DATA TO PROCESS
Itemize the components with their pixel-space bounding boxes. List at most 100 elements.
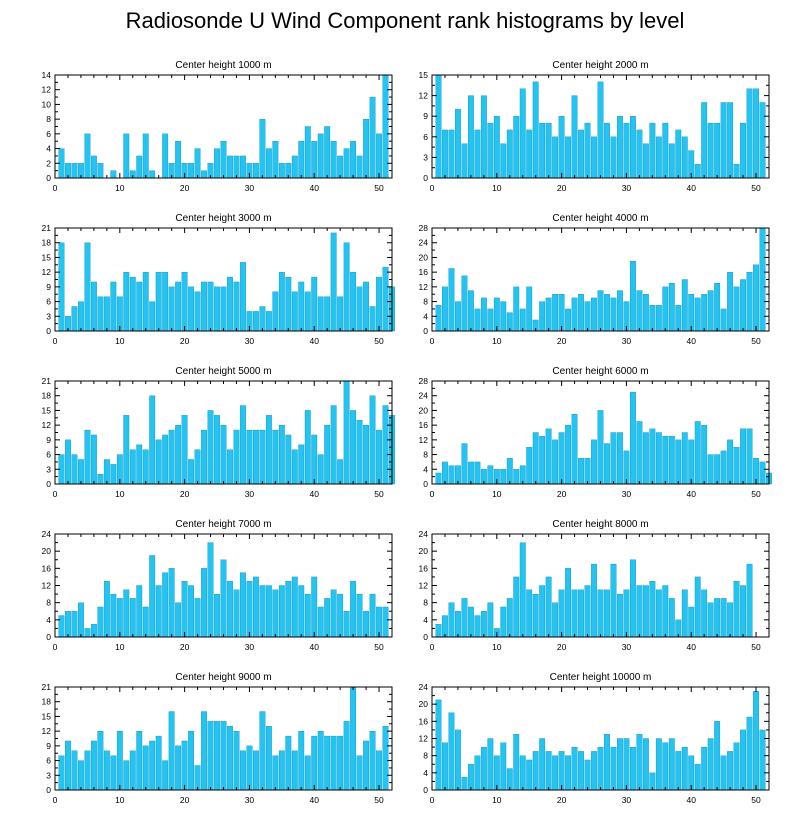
bar xyxy=(71,306,78,332)
bar xyxy=(513,734,520,791)
bar xyxy=(655,432,662,485)
bar xyxy=(759,461,766,485)
bar xyxy=(220,286,227,332)
bar xyxy=(84,429,91,485)
y-tick-label: 6 xyxy=(46,297,51,307)
bar xyxy=(272,141,279,179)
bar xyxy=(727,102,734,179)
bar xyxy=(630,116,636,179)
bar xyxy=(448,602,455,638)
bar xyxy=(448,465,455,485)
y-tick-label: 8 xyxy=(423,751,428,761)
bar xyxy=(382,606,389,638)
y-tick-label: 16 xyxy=(42,563,52,573)
bar xyxy=(668,436,675,485)
bar xyxy=(142,745,149,791)
y-tick-label: 15 xyxy=(42,252,52,262)
bar xyxy=(694,297,701,332)
bar xyxy=(597,290,604,332)
bar xyxy=(116,598,123,638)
bar xyxy=(714,283,721,332)
bar xyxy=(71,163,78,179)
x-tick-label: 0 xyxy=(53,183,58,193)
bar xyxy=(455,109,461,179)
y-tick-label: 0 xyxy=(46,632,51,642)
x-tick-label: 0 xyxy=(53,336,58,346)
bar xyxy=(733,581,740,638)
bar xyxy=(720,308,727,332)
x-tick-label: 0 xyxy=(430,489,435,499)
bar xyxy=(259,118,266,179)
bar xyxy=(571,589,578,638)
bar xyxy=(311,141,318,179)
bar xyxy=(707,454,714,485)
x-tick-label: 30 xyxy=(245,642,255,652)
bar xyxy=(129,598,136,638)
bar xyxy=(90,740,97,791)
bar xyxy=(285,276,292,332)
y-tick-label: 28 xyxy=(419,223,429,233)
x-tick-label: 10 xyxy=(492,183,502,193)
bar xyxy=(356,420,363,485)
bar xyxy=(298,281,305,332)
bar xyxy=(181,415,188,485)
bar xyxy=(162,572,169,638)
bar xyxy=(350,141,357,179)
bar xyxy=(740,279,746,332)
bar xyxy=(519,308,526,332)
y-tick-label: 8 xyxy=(46,598,51,608)
y-tick-label: 0 xyxy=(46,479,51,489)
x-tick-label: 0 xyxy=(430,183,435,193)
x-tick-label: 20 xyxy=(557,795,567,805)
bar xyxy=(317,606,324,638)
bar xyxy=(194,148,201,179)
bar xyxy=(116,730,123,791)
y-tick-label: 6 xyxy=(46,450,51,460)
y-tick-label: 9 xyxy=(46,435,51,445)
y-tick-label: 12 xyxy=(42,85,52,95)
bar xyxy=(84,242,91,332)
bar xyxy=(298,730,305,791)
bar xyxy=(214,148,220,179)
bar xyxy=(175,281,182,332)
bar xyxy=(201,170,207,179)
y-tick-label: 0 xyxy=(423,479,428,489)
bar xyxy=(649,428,656,485)
y-tick-label: 0 xyxy=(46,173,51,183)
bar xyxy=(369,395,376,485)
bar xyxy=(474,615,481,638)
y-tick-label: 2 xyxy=(46,158,51,168)
bar xyxy=(480,611,487,638)
bar xyxy=(727,439,734,485)
bar xyxy=(376,750,382,791)
bar xyxy=(442,615,448,638)
bar xyxy=(103,459,110,485)
y-tick-label: 20 xyxy=(419,405,429,415)
chart-panel-2: Center height 2000 m 0 3 6 9 12 15 0 10 20 30 40 50 xyxy=(419,60,770,193)
bar xyxy=(701,746,708,791)
bar xyxy=(356,286,363,332)
bar xyxy=(363,740,369,791)
bar xyxy=(448,129,455,179)
y-tick-label: 4 xyxy=(46,144,51,154)
x-tick-label: 30 xyxy=(622,183,632,193)
x-tick-label: 30 xyxy=(622,642,632,652)
y-tick-label: 12 xyxy=(419,282,429,292)
bar xyxy=(214,721,220,791)
bar xyxy=(487,122,494,179)
y-tick-label: 12 xyxy=(419,91,429,101)
y-tick-label: 12 xyxy=(42,420,52,430)
bar xyxy=(317,730,324,791)
bar xyxy=(291,291,298,332)
y-tick-label: 20 xyxy=(419,252,429,262)
x-tick-label: 10 xyxy=(492,336,502,346)
bar xyxy=(110,464,117,485)
bar xyxy=(317,296,324,332)
bar xyxy=(194,291,201,332)
bar xyxy=(487,738,494,791)
bar xyxy=(642,432,649,485)
bar xyxy=(103,296,110,332)
bar xyxy=(84,628,91,638)
y-tick-label: 21 xyxy=(42,376,52,386)
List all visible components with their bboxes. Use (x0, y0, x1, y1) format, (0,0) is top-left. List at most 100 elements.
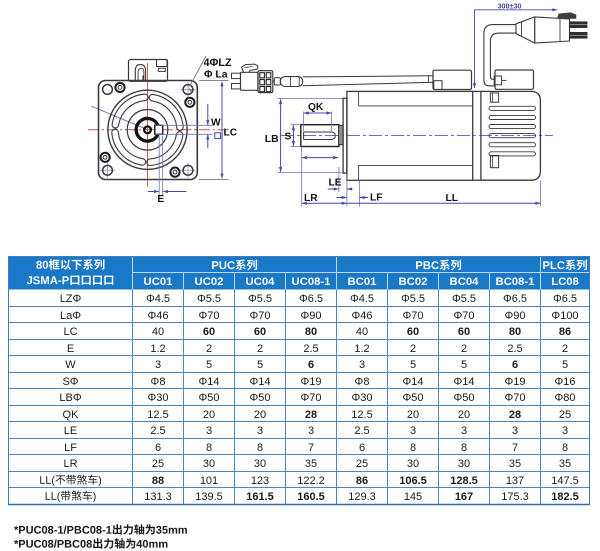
svg-text:LaΦ: LaΦ (60, 310, 81, 322)
svg-text:Φ90: Φ90 (300, 310, 321, 322)
svg-text:30: 30 (407, 458, 419, 470)
svg-text:Φ19: Φ19 (504, 376, 525, 388)
svg-text:25: 25 (559, 409, 571, 421)
svg-text:2.5: 2.5 (150, 425, 165, 437)
svg-text:LC: LC (63, 326, 77, 338)
svg-text:40: 40 (152, 326, 164, 338)
svg-text:106.5: 106.5 (399, 475, 427, 487)
svg-text:131.3: 131.3 (144, 491, 172, 503)
svg-text:UC02: UC02 (195, 276, 224, 288)
svg-text:3: 3 (359, 359, 365, 371)
svg-text:4ΦLZ: 4ΦLZ (204, 57, 232, 69)
svg-text:35: 35 (559, 458, 571, 470)
svg-text:Φ30: Φ30 (351, 392, 372, 404)
svg-text:UC08-1: UC08-1 (292, 276, 331, 288)
svg-text:Φ6.5: Φ6.5 (503, 293, 527, 305)
svg-text:123: 123 (251, 475, 269, 487)
svg-text:5: 5 (461, 359, 467, 371)
svg-text:LF: LF (370, 192, 382, 203)
svg-text:5: 5 (410, 359, 416, 371)
svg-text:8: 8 (410, 442, 416, 454)
svg-text:3: 3 (562, 425, 568, 437)
svg-text:3: 3 (308, 425, 314, 437)
svg-text:Φ14: Φ14 (453, 376, 474, 388)
svg-text:175.3: 175.3 (501, 491, 529, 503)
svg-text:LC08: LC08 (551, 276, 579, 288)
svg-text:LE: LE (329, 178, 342, 189)
svg-text:Φ19: Φ19 (300, 376, 321, 388)
svg-text:20: 20 (458, 409, 470, 421)
svg-text:Φ46: Φ46 (147, 310, 168, 322)
svg-text:Φ5.5: Φ5.5 (248, 293, 272, 305)
svg-text:6: 6 (512, 359, 518, 371)
svg-text:147.5: 147.5 (551, 475, 579, 487)
svg-text:2.5: 2.5 (303, 343, 318, 355)
svg-text:E: E (67, 343, 74, 355)
svg-text:Φ4.5: Φ4.5 (146, 293, 170, 305)
svg-text:3: 3 (155, 359, 161, 371)
svg-text:Φ La: Φ La (204, 70, 228, 81)
svg-text:300±30: 300±30 (498, 2, 522, 11)
svg-text:Φ70: Φ70 (249, 310, 270, 322)
svg-text:LR: LR (63, 458, 77, 470)
svg-text:3: 3 (461, 425, 467, 437)
svg-text:Φ6.5: Φ6.5 (553, 293, 577, 305)
svg-text:BC04: BC04 (450, 276, 480, 288)
svg-text:3: 3 (206, 425, 212, 437)
svg-text:BC08-1: BC08-1 (496, 276, 535, 288)
svg-text:8: 8 (461, 442, 467, 454)
svg-text:Φ4.5: Φ4.5 (350, 293, 374, 305)
svg-text:88: 88 (152, 475, 164, 487)
svg-text:30: 30 (254, 458, 266, 470)
svg-text:28: 28 (509, 409, 521, 421)
svg-text:182.5: 182.5 (551, 491, 579, 503)
svg-text:8: 8 (257, 442, 263, 454)
svg-text:60: 60 (254, 326, 266, 338)
svg-text:5: 5 (562, 359, 568, 371)
svg-text:Φ70: Φ70 (300, 392, 321, 404)
svg-text:Φ8: Φ8 (151, 376, 166, 388)
svg-text:Φ70: Φ70 (504, 392, 525, 404)
svg-text:E: E (157, 194, 164, 205)
svg-text:80: 80 (509, 326, 521, 338)
svg-text:Φ16: Φ16 (554, 376, 575, 388)
svg-text:86: 86 (356, 475, 368, 487)
svg-text:28: 28 (305, 409, 317, 421)
svg-text:Φ50: Φ50 (198, 392, 219, 404)
svg-text:LL: LL (446, 193, 458, 204)
svg-text:Φ50: Φ50 (402, 392, 423, 404)
svg-text:Φ30: Φ30 (147, 392, 168, 404)
svg-text:2.5: 2.5 (354, 425, 369, 437)
svg-text:Φ80: Φ80 (554, 392, 575, 404)
svg-text:20: 20 (407, 409, 419, 421)
svg-text:2: 2 (562, 343, 568, 355)
svg-text:12.5: 12.5 (147, 409, 168, 421)
svg-text:QK: QK (63, 409, 80, 421)
svg-text:1.2: 1.2 (150, 343, 165, 355)
svg-text:7: 7 (308, 442, 314, 454)
svg-text:161.5: 161.5 (246, 491, 274, 503)
svg-text:BC01: BC01 (348, 276, 377, 288)
svg-text:6: 6 (155, 442, 161, 454)
svg-text:Φ46: Φ46 (351, 310, 372, 322)
svg-text:101: 101 (200, 475, 218, 487)
svg-text:LZΦ: LZΦ (60, 293, 82, 305)
svg-text:25: 25 (152, 458, 164, 470)
svg-text:Φ70: Φ70 (198, 310, 219, 322)
svg-text:20: 20 (203, 409, 215, 421)
svg-text:86: 86 (559, 326, 571, 338)
svg-text:139.5: 139.5 (195, 491, 223, 503)
svg-text:Φ14: Φ14 (402, 376, 423, 388)
svg-text:167: 167 (455, 491, 473, 503)
svg-text:SΦ: SΦ (62, 376, 78, 388)
svg-text:Φ5.5: Φ5.5 (197, 293, 221, 305)
svg-text:12.5: 12.5 (351, 409, 372, 421)
svg-text:Φ90: Φ90 (504, 310, 525, 322)
svg-text:3: 3 (410, 425, 416, 437)
svg-text:Φ70: Φ70 (453, 310, 474, 322)
svg-text:8: 8 (206, 442, 212, 454)
svg-text:160.5: 160.5 (297, 491, 325, 503)
svg-text:60: 60 (203, 326, 215, 338)
svg-text:2: 2 (257, 343, 263, 355)
svg-text:128.5: 128.5 (450, 475, 478, 487)
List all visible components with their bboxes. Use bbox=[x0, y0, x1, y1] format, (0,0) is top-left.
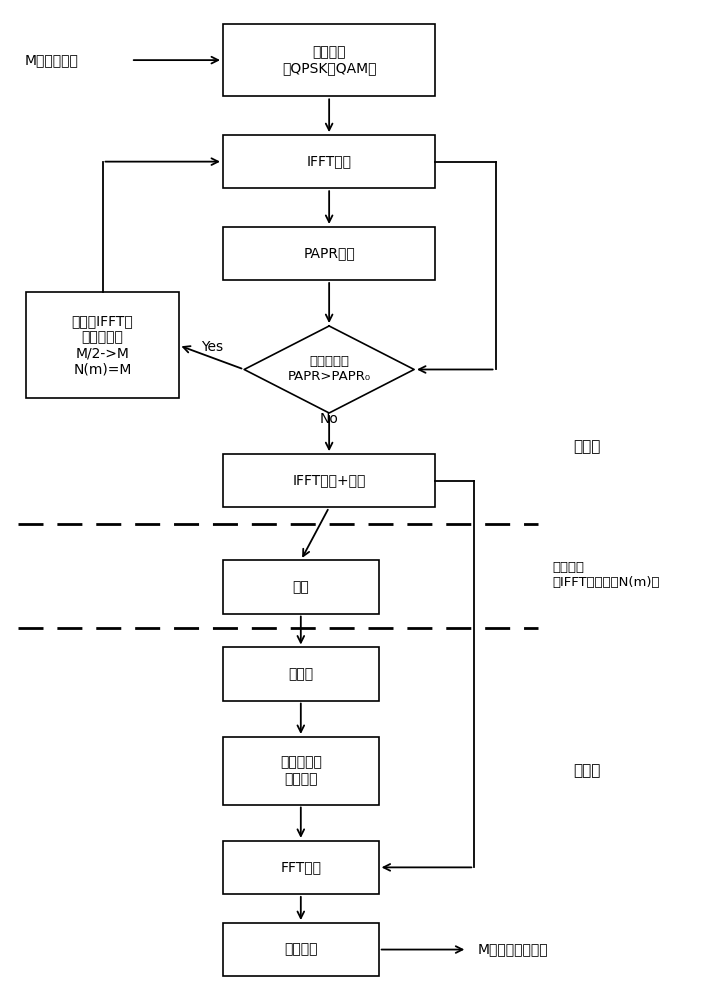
Text: FFT运算: FFT运算 bbox=[280, 860, 321, 874]
Text: 时变（IFFT运
算点减半）
M/2->M
N(m)=M: 时变（IFFT运 算点减半） M/2->M N(m)=M bbox=[71, 314, 134, 377]
Text: 频域均衡去
信道干扰: 频域均衡去 信道干扰 bbox=[280, 756, 322, 786]
Text: PAPR计算: PAPR计算 bbox=[303, 246, 355, 260]
Polygon shape bbox=[244, 326, 414, 413]
FancyBboxPatch shape bbox=[223, 227, 435, 280]
FancyBboxPatch shape bbox=[223, 737, 379, 805]
FancyBboxPatch shape bbox=[223, 454, 435, 507]
FancyBboxPatch shape bbox=[27, 292, 178, 398]
FancyBboxPatch shape bbox=[223, 923, 379, 976]
Text: 边带信息
（IFFT运算长度N(m)）: 边带信息 （IFFT运算长度N(m)） bbox=[552, 561, 660, 589]
Text: 基带解调: 基带解调 bbox=[284, 943, 318, 957]
Text: 信道: 信道 bbox=[292, 580, 309, 594]
Text: 发送端: 发送端 bbox=[573, 439, 601, 454]
FancyBboxPatch shape bbox=[223, 841, 379, 894]
Text: 接送端: 接送端 bbox=[573, 763, 601, 778]
FancyBboxPatch shape bbox=[223, 560, 379, 614]
Text: 基带调制
（QPSK，QAM）: 基带调制 （QPSK，QAM） bbox=[282, 45, 376, 75]
FancyBboxPatch shape bbox=[223, 647, 379, 701]
FancyBboxPatch shape bbox=[223, 135, 435, 188]
Text: Yes: Yes bbox=[201, 340, 223, 354]
Text: IFFT运算: IFFT运算 bbox=[307, 155, 352, 169]
FancyBboxPatch shape bbox=[223, 24, 435, 96]
Text: 去前缀: 去前缀 bbox=[288, 667, 313, 681]
Text: 比较门限值
PAPR>PAPR₀: 比较门限值 PAPR>PAPR₀ bbox=[287, 355, 370, 383]
Text: M点输入信号: M点输入信号 bbox=[25, 53, 79, 67]
Text: M点重建输出信号: M点重建输出信号 bbox=[478, 943, 549, 957]
Text: IFFT输出+前缀: IFFT输出+前缀 bbox=[292, 474, 366, 488]
Text: No: No bbox=[320, 412, 339, 426]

PROBLEM DESCRIPTION
Reproduce verbatim the lines of the data between the line containing "Text: FFT运算: FFT运算 bbox=[280, 860, 321, 874]" and the line containing "Polygon shape bbox=[244, 326, 414, 413]", inclusive.

RESPONSE TO THE EXERCISE
Text: FFT运算: FFT运算 bbox=[280, 860, 321, 874]
Text: 时变（IFFT运
算点减半）
M/2->M
N(m)=M: 时变（IFFT运 算点减半） M/2->M N(m)=M bbox=[71, 314, 134, 377]
Text: 频域均衡去
信道干扰: 频域均衡去 信道干扰 bbox=[280, 756, 322, 786]
Text: PAPR计算: PAPR计算 bbox=[303, 246, 355, 260]
Polygon shape bbox=[244, 326, 414, 413]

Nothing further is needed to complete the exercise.